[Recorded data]
»»
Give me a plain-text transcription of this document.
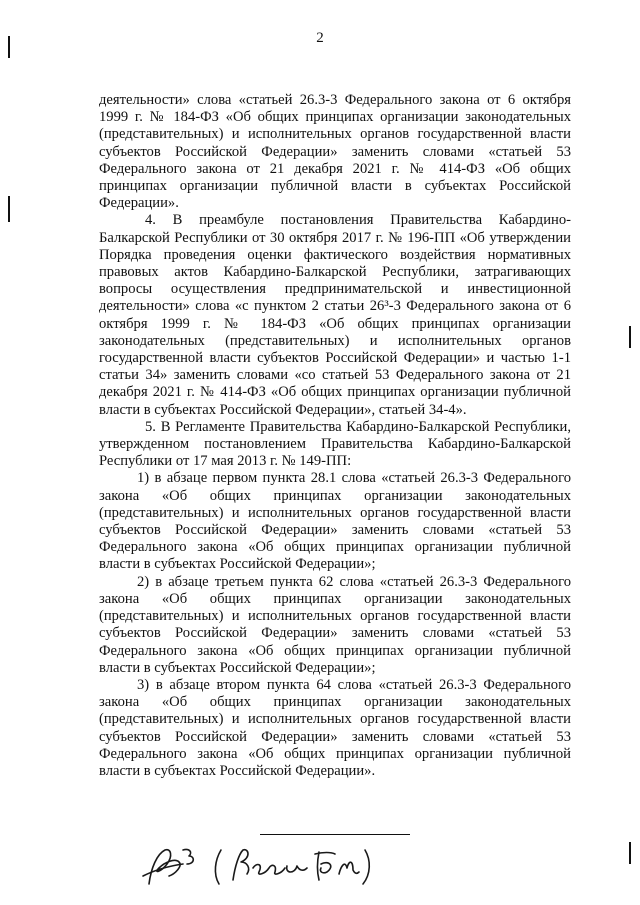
2

деятельности» слова «статьей 26.3-3 Федерального закона от 6 октября 1999 г. № 184-ФЗ «Об общих принципах организации законодательных (представительных) и исполнительных органов государственной власти субъектов Российской Федерации» заменить словами «статьей 53 Федерального закона от 21 декабря 2021 г. № 414-ФЗ «Об общих принципах организации публичной власти в субъектах Российской Федерации».

4. В преамбуле постановления Правительства Кабардино-Балкарской Республики от 30 октября 2017 г. № 196-ПП «Об утверждении Порядка проведения оценки фактического воздействия нормативных правовых актов Кабардино-Балкарской Республики, затрагивающих вопросы осуществления предпринимательской и инвестиционной деятельности» слова «с пунктом 2 статьи 26³-3 Федерального закона от 6 октября 1999 г. № 184-ФЗ «Об общих принципах организации законодательных (представительных) и исполнительных органов государственной власти субъектов Российской Федерации» и частью 1-1 статьи 34» заменить словами «со статьей 53 Федерального закона от 21 декабря 2021 г. № 414-ФЗ «Об общих принципах организации публичной власти в субъектах Российской Федерации», статьей 34-4».

5. В Регламенте Правительства Кабардино-Балкарской Республики, утвержденном постановлением Правительства Кабардино-Балкарской Республики от 17 мая 2013 г. № 149-ПП:

1) в абзаце первом пункта 28.1 слова «статьей 26.3-3 Федерального закона «Об общих принципах организации законодательных (представительных) и исполнительных органов государственной власти субъектов Российской Федерации» заменить словами «статьей 53 Федерального закона «Об общих принципах организации публичной власти в субъектах Российской Федерации»;

2) в абзаце третьем пункта 62 слова «статьей 26.3-3 Федерального закона «Об общих принципах организации законодательных (представительных) и исполнительных органов государственной власти субъектов Российской Федерации» заменить словами «статьей 53 Федерального закона «Об общих принципах организации публичной власти в субъектах Российской Федерации»;

3) в абзаце втором пункта 64 слова «статьей 26.3-3 Федерального закона «Об общих принципах организации законодательных (представительных) и исполнительных органов государственной власти субъектов Российской Федерации» заменить словами «статьей 53 Федерального закона «Об общих принципах организации публичной власти в субъектах Российской Федерации».
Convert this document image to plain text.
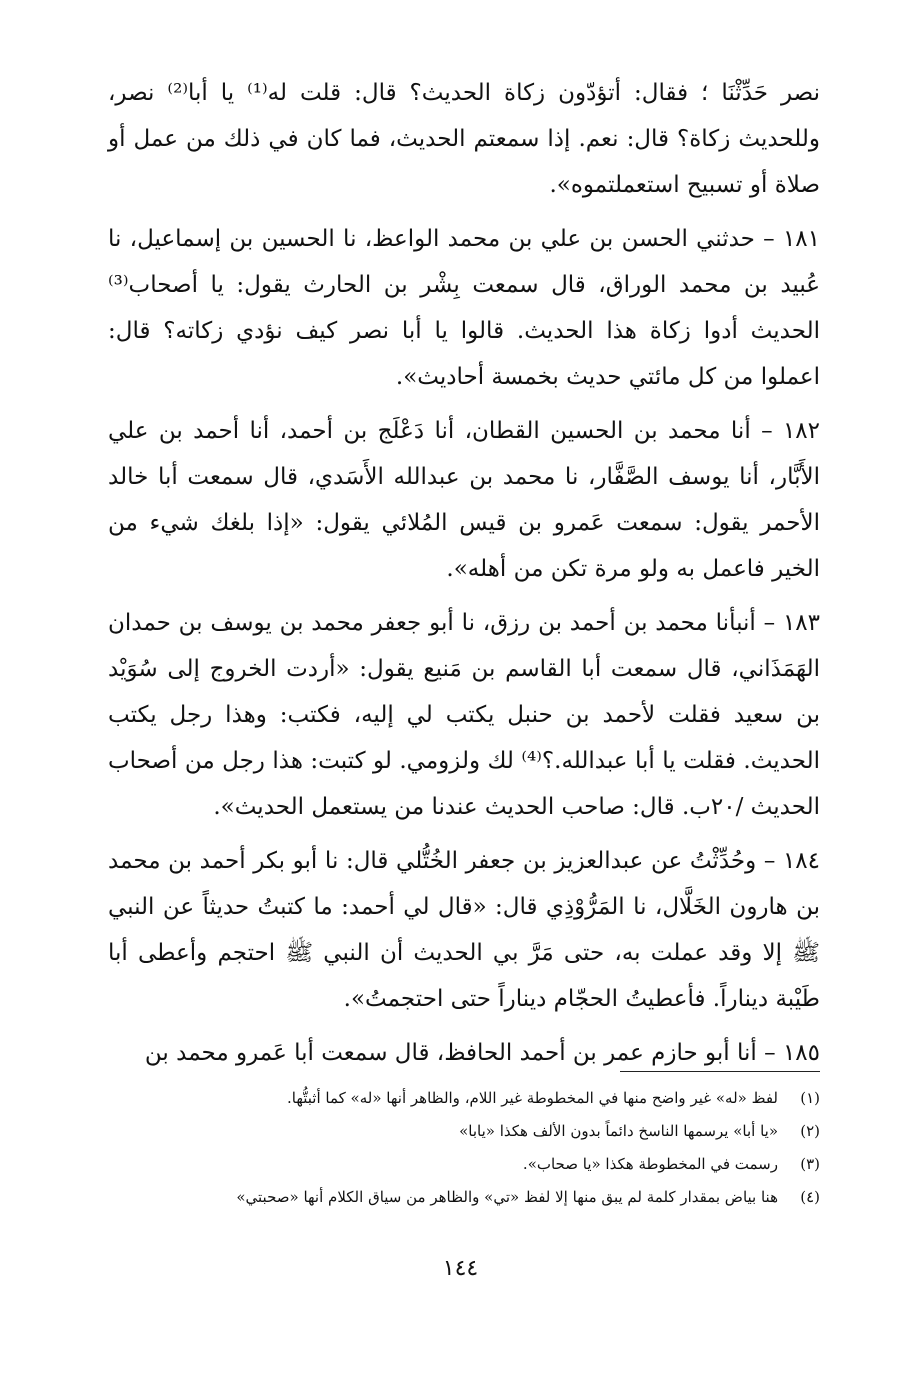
نصر حَدِّثْنَا ؛ فقال: أتؤدّون زكاة الحديث؟ قال: قلت له⁽¹⁾ يا أبا⁽²⁾ نصر، وللحديث زكاة؟ قال: نعم. إذا سمعتم الحديث، فما كان في ذلك من عمل أو صلاة أو تسبيح استعملتموه».

١٨١ – حدثني الحسن بن علي بن محمد الواعظ، نا الحسين بن إسماعيل، نا عُبيد بن محمد الوراق، قال سمعت بِشْر بن الحارث يقول: يا أصحاب⁽³⁾ الحديث أدوا زكاة هذا الحديث. قالوا يا أبا نصر كيف نؤدي زكاته؟ قال: اعملوا من كل مائتي حديث بخمسة أحاديث».

١٨٢ – أنا محمد بن الحسين القطان، أنا دَعْلَج بن أحمد، أنا أحمد بن علي الأَبَّار، أنا يوسف الصَّفَّار، نا محمد بن عبدالله الأَسَدي، قال سمعت أبا خالد الأحمر يقول: سمعت عَمرو بن قيس المُلائي يقول: «إذا بلغك شيء من الخير فاعمل به ولو مرة تكن من أهله».

١٨٣ – أنبأنا محمد بن أحمد بن رزق، نا أبو جعفر محمد بن يوسف بن حمدان الهَمَذَاني، قال سمعت أبا القاسم بن مَنيع يقول: «أردت الخروج إلى سُوَيْد بن سعيد فقلت لأحمد بن حنبل يكتب لي إليه، فكتب: وهذا رجل يكتب الحديث. فقلت يا أبا عبدالله.؟⁽⁴⁾ لك ولزومي. لو كتبت: هذا رجل من أصحاب الحديث /٢٠ب. قال: صاحب الحديث عندنا من يستعمل الحديث».

١٨٤ – وحُدِّثْتُ عن عبدالعزيز بن جعفر الخُتُّلي قال: نا أبو بكر أحمد بن محمد بن هارون الخَلَّال، نا المَرُّوْذِي قال: «قال لي أحمد: ما كتبتُ حديثاً عن النبي ﷺ إلا وقد عملت به، حتى مَرَّ بي الحديث أن النبي ﷺ احتجم وأعطى أبا طَيْبة ديناراً. فأعطيتُ الحجّام ديناراً حتى احتجمتُ».

١٨٥ – أنا أبو حازم عمر بن أحمد الحافظ، قال سمعت أبا عَمرو محمد بن

(١)
لفظ «له» غير واضح منها في المخطوطة غير اللام، والظاهر أنها «له» كما أثبتُّها.
(٢)
«يا أبا» يرسمها الناسخ دائماً بدون الألف هكذا «يابا»
(٣)
رسمت في المخطوطة هكذا «يا صحاب».
(٤)
هنا بياض بمقدار كلمة لم يبق منها إلا لفظ «تي» والظاهر من سياق الكلام أنها «صحبتي»
١٤٤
««
**STATED PROBLEM**
Omit all pictures while transcribing the entries verbatim.

**RESPONSE TO THIS EXERCISE**
Give me a plain-text transcription of this document.
2

деятельности» слова «статьей 26.3-3 Федерального закона от 6 октября 1999 г. № 184-ФЗ «Об общих принципах организации законодательных (представительных) и исполнительных органов государственной власти субъектов Российской Федерации» заменить словами «статьей 53 Федерального закона от 21 декабря 2021 г. № 414-ФЗ «Об общих принципах организации публичной власти в субъектах Российской Федерации».

4. В преамбуле постановления Правительства Кабардино-Балкарской Республики от 30 октября 2017 г. № 196-ПП «Об утверждении Порядка проведения оценки фактического воздействия нормативных правовых актов Кабардино-Балкарской Республики, затрагивающих вопросы осуществления предпринимательской и инвестиционной деятельности» слова «с пунктом 2 статьи 26³-3 Федерального закона от 6 октября 1999 г. № 184-ФЗ «Об общих принципах организации законодательных (представительных) и исполнительных органов государственной власти субъектов Российской Федерации» и частью 1-1 статьи 34» заменить словами «со статьей 53 Федерального закона от 21 декабря 2021 г. № 414-ФЗ «Об общих принципах организации публичной власти в субъектах Российской Федерации», статьей 34-4».

5. В Регламенте Правительства Кабардино-Балкарской Республики, утвержденном постановлением Правительства Кабардино-Балкарской Республики от 17 мая 2013 г. № 149-ПП:

1) в абзаце первом пункта 28.1 слова «статьей 26.3-3 Федерального закона «Об общих принципах организации законодательных (представительных) и исполнительных органов государственной власти субъектов Российской Федерации» заменить словами «статьей 53 Федерального закона «Об общих принципах организации публичной власти в субъектах Российской Федерации»;

2) в абзаце третьем пункта 62 слова «статьей 26.3-3 Федерального закона «Об общих принципах организации законодательных (представительных) и исполнительных органов государственной власти субъектов Российской Федерации» заменить словами «статьей 53 Федерального закона «Об общих принципах организации публичной власти в субъектах Российской Федерации»;

3) в абзаце втором пункта 64 слова «статьей 26.3-3 Федерального закона «Об общих принципах организации законодательных (представительных) и исполнительных органов государственной власти субъектов Российской Федерации» заменить словами «статьей 53 Федерального закона «Об общих принципах организации публичной власти в субъектах Российской Федерации».
Convert this document image to plain text.
نصر حَدِّثْنَا ؛ فقال: أتؤدّون زكاة الحديث؟ قال: قلت له⁽¹⁾ يا أبا⁽²⁾ نصر، وللحديث زكاة؟ قال: نعم. إذا سمعتم الحديث، فما كان في ذلك من عمل أو صلاة أو تسبيح استعملتموه».

١٨١ – حدثني الحسن بن علي بن محمد الواعظ، نا الحسين بن إسماعيل، نا عُبيد بن محمد الوراق، قال سمعت بِشْر بن الحارث يقول: يا أصحاب⁽³⁾ الحديث أدوا زكاة هذا الحديث. قالوا يا أبا نصر كيف نؤدي زكاته؟ قال: اعملوا من كل مائتي حديث بخمسة أحاديث».

١٨٢ – أنا محمد بن الحسين القطان، أنا دَعْلَج بن أحمد، أنا أحمد بن علي الأَبَّار، أنا يوسف الصَّفَّار، نا محمد بن عبدالله الأَسَدي، قال سمعت أبا خالد الأحمر يقول: سمعت عَمرو بن قيس المُلائي يقول: «إذا بلغك شيء من الخير فاعمل به ولو مرة تكن من أهله».

١٨٣ – أنبأنا محمد بن أحمد بن رزق، نا أبو جعفر محمد بن يوسف بن حمدان الهَمَذَاني، قال سمعت أبا القاسم بن مَنيع يقول: «أردت الخروج إلى سُوَيْد بن سعيد فقلت لأحمد بن حنبل يكتب لي إليه، فكتب: وهذا رجل يكتب الحديث. فقلت يا أبا عبدالله.؟⁽⁴⁾ لك ولزومي. لو كتبت: هذا رجل من أصحاب الحديث /٢٠ب. قال: صاحب الحديث عندنا من يستعمل الحديث».

١٨٤ – وحُدِّثْتُ عن عبدالعزيز بن جعفر الخُتُّلي قال: نا أبو بكر أحمد بن محمد بن هارون الخَلَّال، نا المَرُّوْذِي قال: «قال لي أحمد: ما كتبتُ حديثاً عن النبي ﷺ إلا وقد عملت به، حتى مَرَّ بي الحديث أن النبي ﷺ احتجم وأعطى أبا طَيْبة ديناراً. فأعطيتُ الحجّام ديناراً حتى احتجمتُ».

١٨٥ – أنا أبو حازم عمر بن أحمد الحافظ، قال سمعت أبا عَمرو محمد بن

(١)
لفظ «له» غير واضح منها في المخطوطة غير اللام، والظاهر أنها «له» كما أثبتُّها.
(٢)
«يا أبا» يرسمها الناسخ دائماً بدون الألف هكذا «يابا»
(٣)
رسمت في المخطوطة هكذا «يا صحاب».
(٤)
هنا بياض بمقدار كلمة لم يبق منها إلا لفظ «تي» والظاهر من سياق الكلام أنها «صحبتي»
١٤٤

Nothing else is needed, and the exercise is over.